#### Textauszug

Die Redaktion der Zeitschrift Theater Heute mochte sich, wie das neue Heft zeigt, nicht mehr länger mit der Koketterie eines Autors begnügen, dem von der sogenannten neuen Rechten eine führende Rolle zugemessen wird. Theater Heute ist in diesem Fall besonders betroffen; das Blatt ist nicht nur Strauß, dem Stückeschreiber, verbunden – er war Mitte bis Ende der sechziger Jahre Mitglied der Redaktion.

Das Dezemberheft dokumentiert einen Briefwechsel des Redakteurs Franz Wille mit Strauß. Dessen letzter Satz enthält die Bitte, die Briefe „als Privatsache zu betrachten“. Daß die Redaktion sich entschied, sie zu veröffentlichen, ist ein Affront und bedeutet einen Bruch. Ein Text des Chefredakteurs Peter von Becker läßt denn auch keinen Zweifel: Theater Heute nimmt „Abschied von Botho Strauß“.

########
#### Ausgangsdaten

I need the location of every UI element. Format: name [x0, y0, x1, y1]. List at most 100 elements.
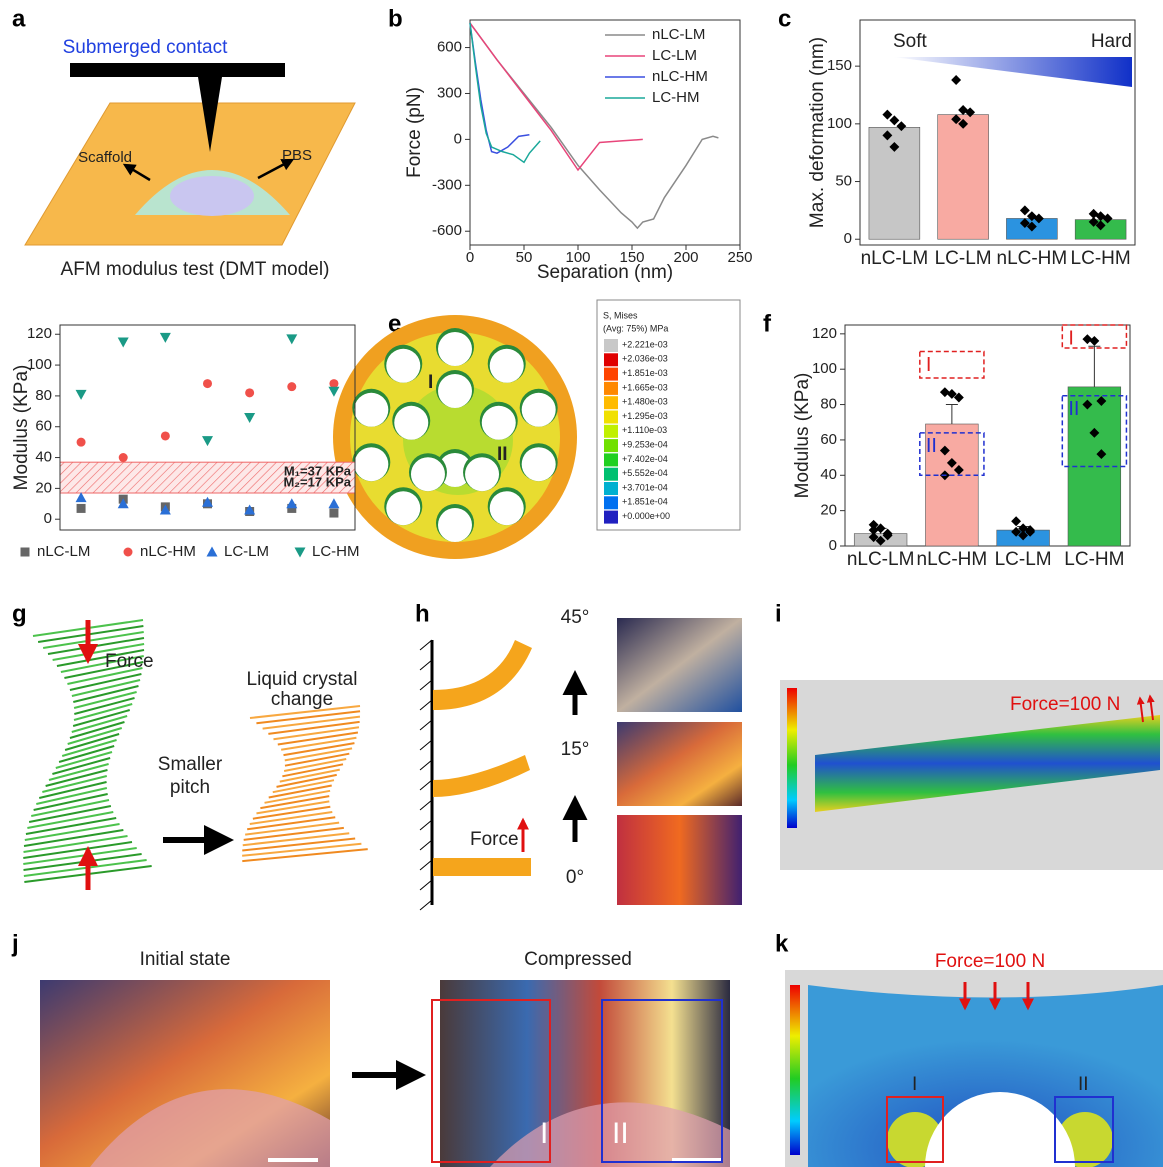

########

Arbeitsauftrag 1:
Zitieren Sie aus dem Textauszug über Theater Heute und Botho Strauß wortgetreu den Abschnitt von „Die Redaktion der“ bis einschließlich „Mitglied der Redaktion.“.
Arbeitsauftrag 2:
Welcher Redakteur führte laut dem Textauszug den im Dezemberheft dokumentierten Briefwechsel mit Strauß?
Stützen Sie sich ausschließlich auf den Textauszug.

Musterlösung 1:
Die Redaktion der Zeitschrift Theater Heute mochte sich, wie das neue Heft zeigt, nicht mehr länger mit der Koketterie eines Autors begnügen, dem von der sogenannten neuen Rechten eine führende Rolle zugemessen wird. Theater Heute ist in diesem Fall besonders betroffen; das Blatt ist nicht nur Strauß, dem Stückeschreiber, verbunden – er war Mitte bis Ende der sechziger Jahre Mitglied der Redaktion.

Musterlösung 2:
Franz Wille